Objective:
Repeat every record below exactly, omitting any pictures.

Supplied material:
^^^^^^^^
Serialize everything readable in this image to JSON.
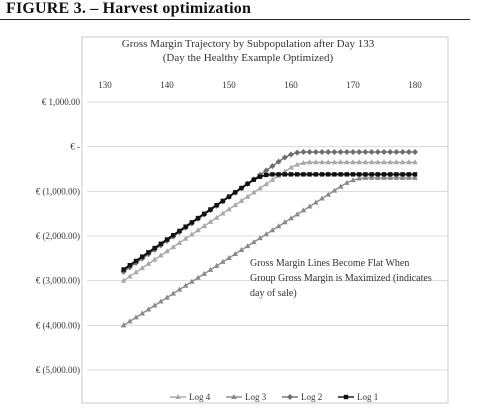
{
  "figure": {
    "title": "FIGURE 3. – Harvest optimization"
  },
  "chart_data": {
    "type": "line",
    "title": "Gross Margin Trajectory by Subpopulation after Day 133",
    "subtitle": "(Day the Healthy Example Optimized)",
    "xlabel": "",
    "ylabel": "",
    "xlim": [
      130,
      180
    ],
    "ylim": [
      -5000,
      1000
    ],
    "x_ticks": [
      "130",
      "140",
      "150",
      "160",
      "170",
      "180"
    ],
    "x_tick_values": [
      130,
      140,
      150,
      160,
      170,
      180
    ],
    "y_ticks": [
      "€ 1,000.00",
      "€ -",
      "€ (1,000.00)",
      "€ (2,000.00)",
      "€ (3,000.00)",
      "€ (4,000.00)",
      "€ (5,000.00)"
    ],
    "y_tick_values": [
      1000,
      0,
      -1000,
      -2000,
      -3000,
      -4000,
      -5000
    ],
    "grid": "horizontal",
    "legend_position": "bottom",
    "annotation": "Gross Margin Lines Become Flat When Group Gross Margin is Maximized (indicates day of sale)",
    "series": [
      {
        "name": "Log 4",
        "marker": "triangle",
        "color": "#a8a8a8",
        "start": [
          133,
          -3000
        ],
        "peak": [
          163,
          -350
        ],
        "end": [
          180,
          -350
        ]
      },
      {
        "name": "Log 3",
        "marker": "triangle",
        "color": "#8a8a8a",
        "start": [
          133,
          -4000
        ],
        "peak": [
          172,
          -700
        ],
        "end": [
          180,
          -700
        ]
      },
      {
        "name": "Log 2",
        "marker": "diamond",
        "color": "#6e6e6e",
        "start": [
          133,
          -2800
        ],
        "peak": [
          162,
          -120
        ],
        "end": [
          180,
          -120
        ]
      },
      {
        "name": "Log 1",
        "marker": "square",
        "color": "#111111",
        "start": [
          133,
          -2750
        ],
        "peak": [
          157,
          -620
        ],
        "end": [
          180,
          -620
        ]
      }
    ]
  }
}
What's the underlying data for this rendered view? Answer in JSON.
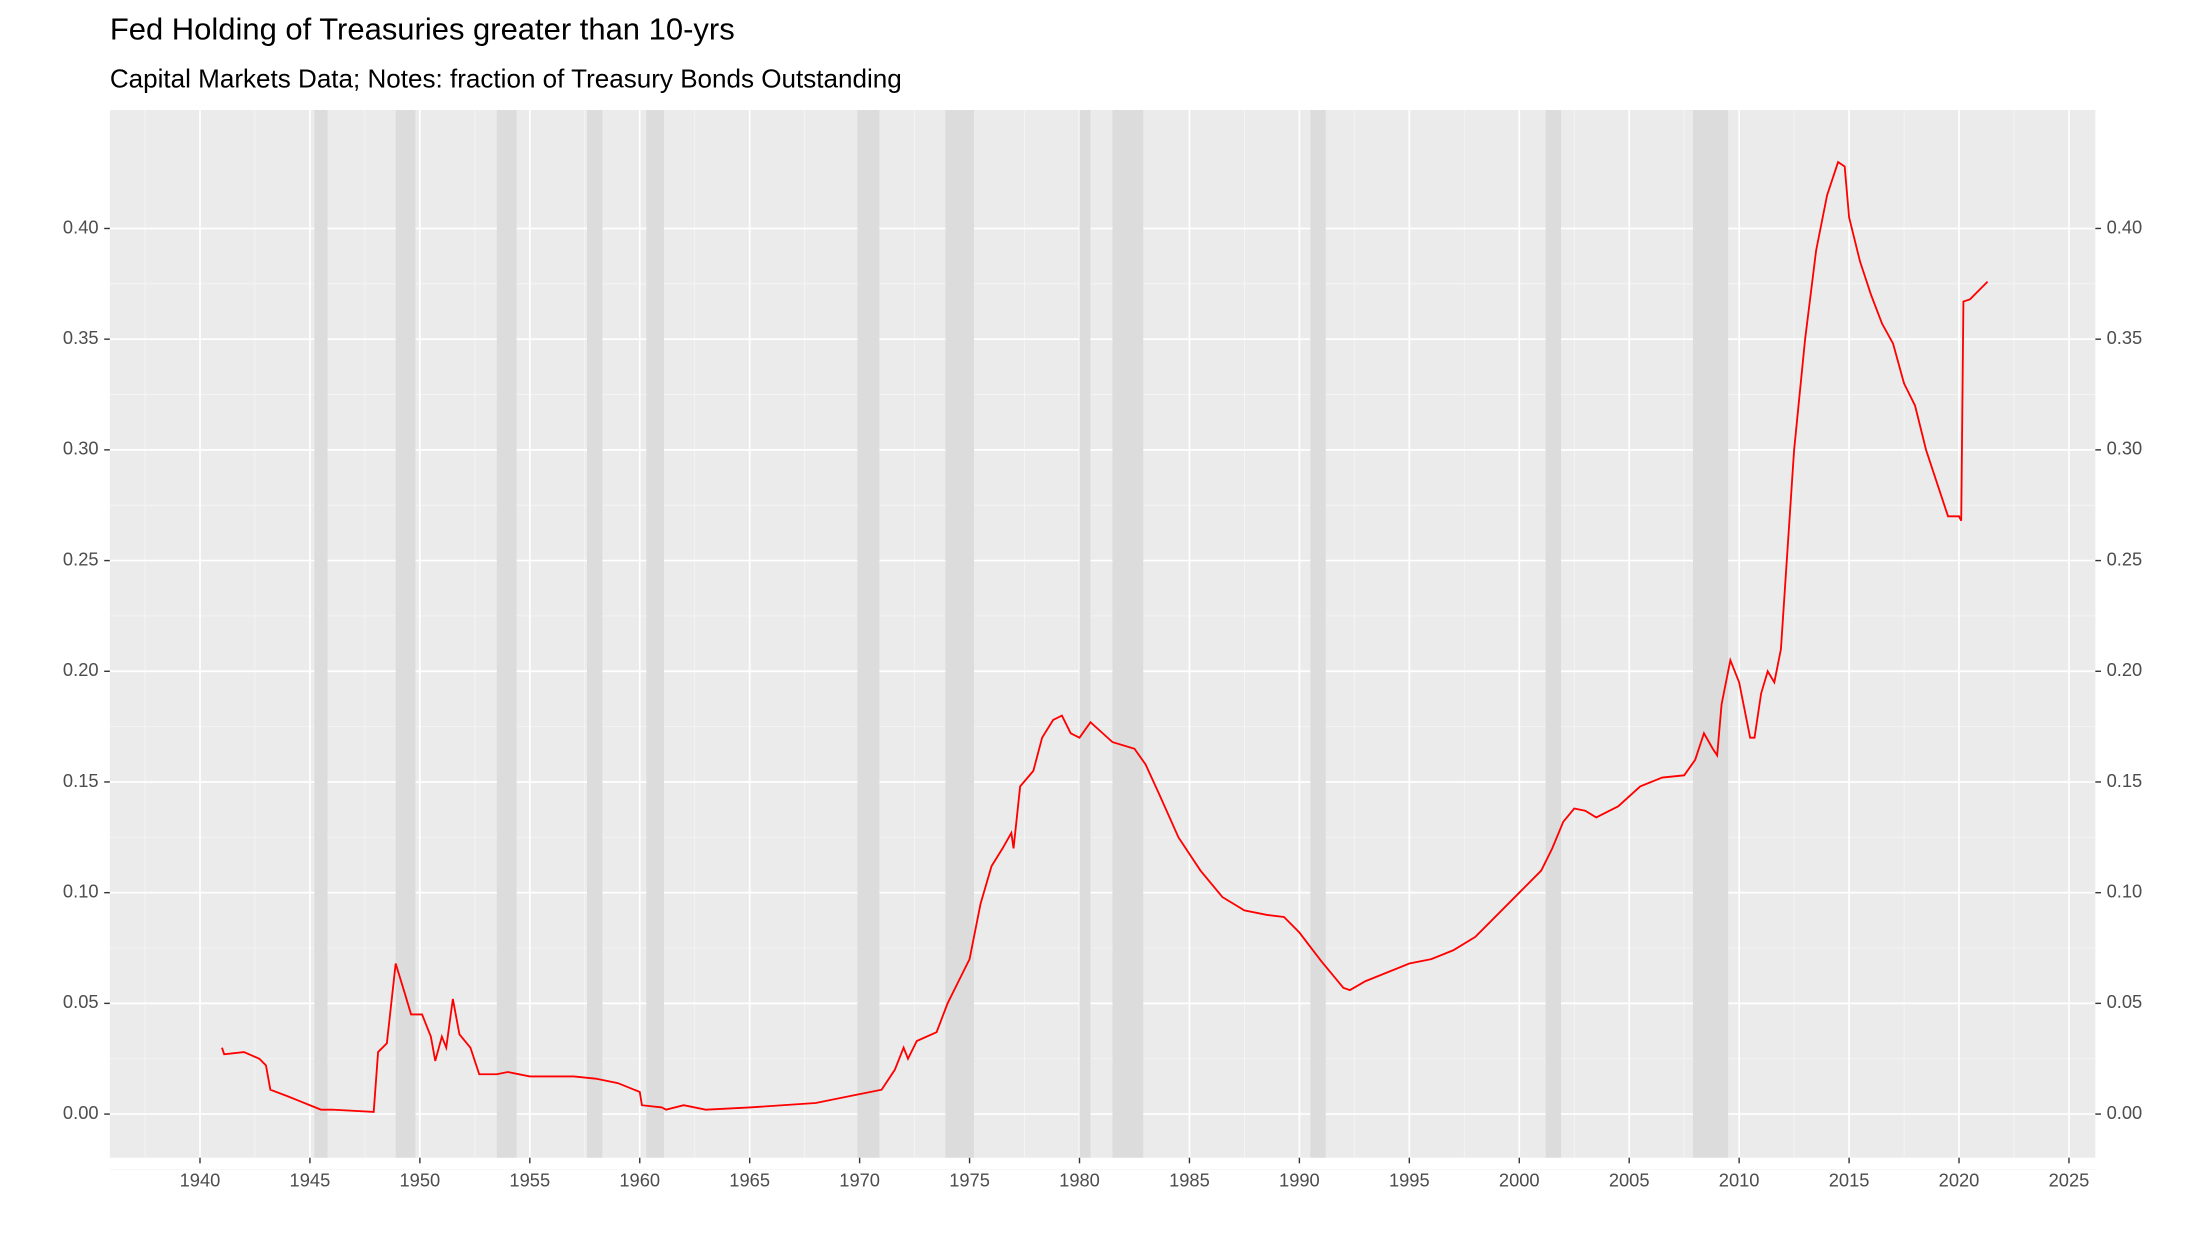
{
  "chart_data": {
    "type": "line",
    "title": "Fed Holding of Treasuries greater than 10-yrs",
    "subtitle": "Capital Markets Data; Notes: fraction of Treasury Bonds Outstanding",
    "series": [
      {
        "color": "#ff0000",
        "x": [
          1941.0,
          1941.1,
          1942.0,
          1942.7,
          1943.0,
          1943.2,
          1944.0,
          1944.5,
          1945.0,
          1945.5,
          1946.0,
          1947.9,
          1948.1,
          1948.5,
          1948.9,
          1949.3,
          1949.6,
          1950.1,
          1950.5,
          1950.7,
          1951.0,
          1951.2,
          1951.5,
          1951.8,
          1952.3,
          1952.7,
          1953.5,
          1954.0,
          1955.0,
          1957.0,
          1958.0,
          1959.0,
          1960.0,
          1960.1,
          1961.0,
          1961.2,
          1962.0,
          1963.0,
          1965.0,
          1968.0,
          1970.0,
          1971.0,
          1971.6,
          1972.0,
          1972.2,
          1972.6,
          1973.5,
          1974.0,
          1974.5,
          1975.0,
          1975.5,
          1976.0,
          1976.5,
          1976.9,
          1977.0,
          1977.3,
          1977.9,
          1978.3,
          1978.8,
          1979.2,
          1979.6,
          1980.0,
          1980.5,
          1981.5,
          1982.5,
          1983.0,
          1983.6,
          1984.5,
          1985.5,
          1986.5,
          1987.5,
          1988.5,
          1989.3,
          1990.0,
          1991.0,
          1991.5,
          1992.0,
          1992.3,
          1993.0,
          1994.0,
          1995.0,
          1996.0,
          1997.0,
          1998.0,
          1999.0,
          2000.0,
          2001.0,
          2001.5,
          2002.0,
          2002.5,
          2003.0,
          2003.5,
          2004.5,
          2005.5,
          2006.5,
          2007.5,
          2008.0,
          2008.4,
          2008.8,
          2009.0,
          2009.2,
          2009.6,
          2010.0,
          2010.5,
          2010.7,
          2011.0,
          2011.3,
          2011.6,
          2011.9,
          2012.1,
          2012.5,
          2013.0,
          2013.5,
          2014.0,
          2014.5,
          2014.8,
          2015.0,
          2015.5,
          2016.0,
          2016.5,
          2017.0,
          2017.5,
          2018.0,
          2018.5,
          2019.0,
          2019.5,
          2020.0,
          2020.1,
          2020.2,
          2020.5,
          2021.0,
          2021.3
        ],
        "values": [
          0.03,
          0.027,
          0.028,
          0.025,
          0.022,
          0.011,
          0.008,
          0.006,
          0.004,
          0.002,
          0.002,
          0.001,
          0.028,
          0.032,
          0.068,
          0.055,
          0.045,
          0.045,
          0.035,
          0.024,
          0.035,
          0.03,
          0.052,
          0.036,
          0.03,
          0.018,
          0.018,
          0.019,
          0.017,
          0.017,
          0.016,
          0.014,
          0.01,
          0.004,
          0.003,
          0.002,
          0.004,
          0.002,
          0.003,
          0.005,
          0.009,
          0.011,
          0.02,
          0.03,
          0.025,
          0.033,
          0.037,
          0.05,
          0.06,
          0.07,
          0.095,
          0.112,
          0.12,
          0.127,
          0.12,
          0.148,
          0.155,
          0.17,
          0.178,
          0.18,
          0.172,
          0.17,
          0.177,
          0.168,
          0.165,
          0.158,
          0.145,
          0.125,
          0.11,
          0.098,
          0.092,
          0.09,
          0.089,
          0.082,
          0.069,
          0.063,
          0.057,
          0.056,
          0.06,
          0.064,
          0.068,
          0.07,
          0.074,
          0.08,
          0.09,
          0.1,
          0.11,
          0.12,
          0.132,
          0.138,
          0.137,
          0.134,
          0.139,
          0.148,
          0.152,
          0.153,
          0.16,
          0.172,
          0.165,
          0.162,
          0.185,
          0.205,
          0.195,
          0.17,
          0.17,
          0.19,
          0.2,
          0.195,
          0.21,
          0.24,
          0.3,
          0.35,
          0.39,
          0.415,
          0.43,
          0.428,
          0.405,
          0.385,
          0.37,
          0.357,
          0.348,
          0.33,
          0.32,
          0.3,
          0.285,
          0.27,
          0.27,
          0.268,
          0.367,
          0.368,
          0.373,
          0.376
        ]
      }
    ],
    "recessions": [
      [
        1945.2,
        1945.8
      ],
      [
        1948.9,
        1949.8
      ],
      [
        1953.5,
        1954.4
      ],
      [
        1957.6,
        1958.3
      ],
      [
        1960.3,
        1961.1
      ],
      [
        1969.9,
        1970.9
      ],
      [
        1973.9,
        1975.2
      ],
      [
        1980.0,
        1980.5
      ],
      [
        1981.5,
        1982.9
      ],
      [
        1990.5,
        1991.2
      ],
      [
        2001.2,
        2001.9
      ],
      [
        2007.9,
        2009.5
      ]
    ],
    "recession_color": "#dcdcdc",
    "xlim": [
      1935.9,
      2026.2
    ],
    "xticks": [
      1940,
      1945,
      1950,
      1955,
      1960,
      1965,
      1970,
      1975,
      1980,
      1985,
      1990,
      1995,
      2000,
      2005,
      2010,
      2015,
      2020,
      2025
    ],
    "ylim": [
      -0.0197,
      0.4535
    ],
    "yticks": [
      {
        "value": 0,
        "label": "0.00"
      },
      {
        "value": 0.05,
        "label": "0.05"
      },
      {
        "value": 0.1,
        "label": "0.10"
      },
      {
        "value": 0.15,
        "label": "0.15"
      },
      {
        "value": 0.2,
        "label": "0.20"
      },
      {
        "value": 0.25,
        "label": "0.25"
      },
      {
        "value": 0.3,
        "label": "0.30"
      },
      {
        "value": 0.35,
        "label": "0.35"
      },
      {
        "value": 0.4,
        "label": "0.40"
      }
    ],
    "grid": true
  }
}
^^^^^^^^
Worked answer:
Serialize everything readable in this image to JSON.
{
  "figure": {
    "title": "FIGURE 3. – Harvest optimization"
  },
  "chart_data": {
    "type": "line",
    "title": "Gross Margin Trajectory by Subpopulation after Day 133",
    "subtitle": "(Day the Healthy Example Optimized)",
    "xlabel": "",
    "ylabel": "",
    "xlim": [
      130,
      180
    ],
    "ylim": [
      -5000,
      1000
    ],
    "x_ticks": [
      "130",
      "140",
      "150",
      "160",
      "170",
      "180"
    ],
    "x_tick_values": [
      130,
      140,
      150,
      160,
      170,
      180
    ],
    "y_ticks": [
      "€ 1,000.00",
      "€ -",
      "€ (1,000.00)",
      "€ (2,000.00)",
      "€ (3,000.00)",
      "€ (4,000.00)",
      "€ (5,000.00)"
    ],
    "y_tick_values": [
      1000,
      0,
      -1000,
      -2000,
      -3000,
      -4000,
      -5000
    ],
    "grid": "horizontal",
    "legend_position": "bottom",
    "annotation": "Gross Margin Lines Become Flat When Group Gross Margin is Maximized (indicates day of sale)",
    "series": [
      {
        "name": "Log 4",
        "marker": "triangle",
        "color": "#a8a8a8",
        "start": [
          133,
          -3000
        ],
        "peak": [
          163,
          -350
        ],
        "end": [
          180,
          -350
        ]
      },
      {
        "name": "Log 3",
        "marker": "triangle",
        "color": "#8a8a8a",
        "start": [
          133,
          -4000
        ],
        "peak": [
          172,
          -700
        ],
        "end": [
          180,
          -700
        ]
      },
      {
        "name": "Log 2",
        "marker": "diamond",
        "color": "#6e6e6e",
        "start": [
          133,
          -2800
        ],
        "peak": [
          162,
          -120
        ],
        "end": [
          180,
          -120
        ]
      },
      {
        "name": "Log 1",
        "marker": "square",
        "color": "#111111",
        "start": [
          133,
          -2750
        ],
        "peak": [
          157,
          -620
        ],
        "end": [
          180,
          -620
        ]
      }
    ]
  }
}
What's the underlying data for this rendered view? Answer in JSON.
{
  "chart_data": {
    "type": "line",
    "title": "Fed Holding of Treasuries greater than 10-yrs",
    "subtitle": "Capital Markets Data; Notes: fraction of Treasury Bonds Outstanding",
    "series": [
      {
        "color": "#ff0000",
        "x": [
          1941.0,
          1941.1,
          1942.0,
          1942.7,
          1943.0,
          1943.2,
          1944.0,
          1944.5,
          1945.0,
          1945.5,
          1946.0,
          1947.9,
          1948.1,
          1948.5,
          1948.9,
          1949.3,
          1949.6,
          1950.1,
          1950.5,
          1950.7,
          1951.0,
          1951.2,
          1951.5,
          1951.8,
          1952.3,
          1952.7,
          1953.5,
          1954.0,
          1955.0,
          1957.0,
          1958.0,
          1959.0,
          1960.0,
          1960.1,
          1961.0,
          1961.2,
          1962.0,
          1963.0,
          1965.0,
          1968.0,
          1970.0,
          1971.0,
          1971.6,
          1972.0,
          1972.2,
          1972.6,
          1973.5,
          1974.0,
          1974.5,
          1975.0,
          1975.5,
          1976.0,
          1976.5,
          1976.9,
          1977.0,
          1977.3,
          1977.9,
          1978.3,
          1978.8,
          1979.2,
          1979.6,
          1980.0,
          1980.5,
          1981.5,
          1982.5,
          1983.0,
          1983.6,
          1984.5,
          1985.5,
          1986.5,
          1987.5,
          1988.5,
          1989.3,
          1990.0,
          1991.0,
          1991.5,
          1992.0,
          1992.3,
          1993.0,
          1994.0,
          1995.0,
          1996.0,
          1997.0,
          1998.0,
          1999.0,
          2000.0,
          2001.0,
          2001.5,
          2002.0,
          2002.5,
          2003.0,
          2003.5,
          2004.5,
          2005.5,
          2006.5,
          2007.5,
          2008.0,
          2008.4,
          2008.8,
          2009.0,
          2009.2,
          2009.6,
          2010.0,
          2010.5,
          2010.7,
          2011.0,
          2011.3,
          2011.6,
          2011.9,
          2012.1,
          2012.5,
          2013.0,
          2013.5,
          2014.0,
          2014.5,
          2014.8,
          2015.0,
          2015.5,
          2016.0,
          2016.5,
          2017.0,
          2017.5,
          2018.0,
          2018.5,
          2019.0,
          2019.5,
          2020.0,
          2020.1,
          2020.2,
          2020.5,
          2021.0,
          2021.3
        ],
        "values": [
          0.03,
          0.027,
          0.028,
          0.025,
          0.022,
          0.011,
          0.008,
          0.006,
          0.004,
          0.002,
          0.002,
          0.001,
          0.028,
          0.032,
          0.068,
          0.055,
          0.045,
          0.045,
          0.035,
          0.024,
          0.035,
          0.03,
          0.052,
          0.036,
          0.03,
          0.018,
          0.018,
          0.019,
          0.017,
          0.017,
          0.016,
          0.014,
          0.01,
          0.004,
          0.003,
          0.002,
          0.004,
          0.002,
          0.003,
          0.005,
          0.009,
          0.011,
          0.02,
          0.03,
          0.025,
          0.033,
          0.037,
          0.05,
          0.06,
          0.07,
          0.095,
          0.112,
          0.12,
          0.127,
          0.12,
          0.148,
          0.155,
          0.17,
          0.178,
          0.18,
          0.172,
          0.17,
          0.177,
          0.168,
          0.165,
          0.158,
          0.145,
          0.125,
          0.11,
          0.098,
          0.092,
          0.09,
          0.089,
          0.082,
          0.069,
          0.063,
          0.057,
          0.056,
          0.06,
          0.064,
          0.068,
          0.07,
          0.074,
          0.08,
          0.09,
          0.1,
          0.11,
          0.12,
          0.132,
          0.138,
          0.137,
          0.134,
          0.139,
          0.148,
          0.152,
          0.153,
          0.16,
          0.172,
          0.165,
          0.162,
          0.185,
          0.205,
          0.195,
          0.17,
          0.17,
          0.19,
          0.2,
          0.195,
          0.21,
          0.24,
          0.3,
          0.35,
          0.39,
          0.415,
          0.43,
          0.428,
          0.405,
          0.385,
          0.37,
          0.357,
          0.348,
          0.33,
          0.32,
          0.3,
          0.285,
          0.27,
          0.27,
          0.268,
          0.367,
          0.368,
          0.373,
          0.376
        ]
      }
    ],
    "recessions": [
      [
        1945.2,
        1945.8
      ],
      [
        1948.9,
        1949.8
      ],
      [
        1953.5,
        1954.4
      ],
      [
        1957.6,
        1958.3
      ],
      [
        1960.3,
        1961.1
      ],
      [
        1969.9,
        1970.9
      ],
      [
        1973.9,
        1975.2
      ],
      [
        1980.0,
        1980.5
      ],
      [
        1981.5,
        1982.9
      ],
      [
        1990.5,
        1991.2
      ],
      [
        2001.2,
        2001.9
      ],
      [
        2007.9,
        2009.5
      ]
    ],
    "recession_color": "#dcdcdc",
    "xlim": [
      1935.9,
      2026.2
    ],
    "xticks": [
      1940,
      1945,
      1950,
      1955,
      1960,
      1965,
      1970,
      1975,
      1980,
      1985,
      1990,
      1995,
      2000,
      2005,
      2010,
      2015,
      2020,
      2025
    ],
    "ylim": [
      -0.0197,
      0.4535
    ],
    "yticks": [
      {
        "value": 0,
        "label": "0.00"
      },
      {
        "value": 0.05,
        "label": "0.05"
      },
      {
        "value": 0.1,
        "label": "0.10"
      },
      {
        "value": 0.15,
        "label": "0.15"
      },
      {
        "value": 0.2,
        "label": "0.20"
      },
      {
        "value": 0.25,
        "label": "0.25"
      },
      {
        "value": 0.3,
        "label": "0.30"
      },
      {
        "value": 0.35,
        "label": "0.35"
      },
      {
        "value": 0.4,
        "label": "0.40"
      }
    ],
    "grid": true
  }
}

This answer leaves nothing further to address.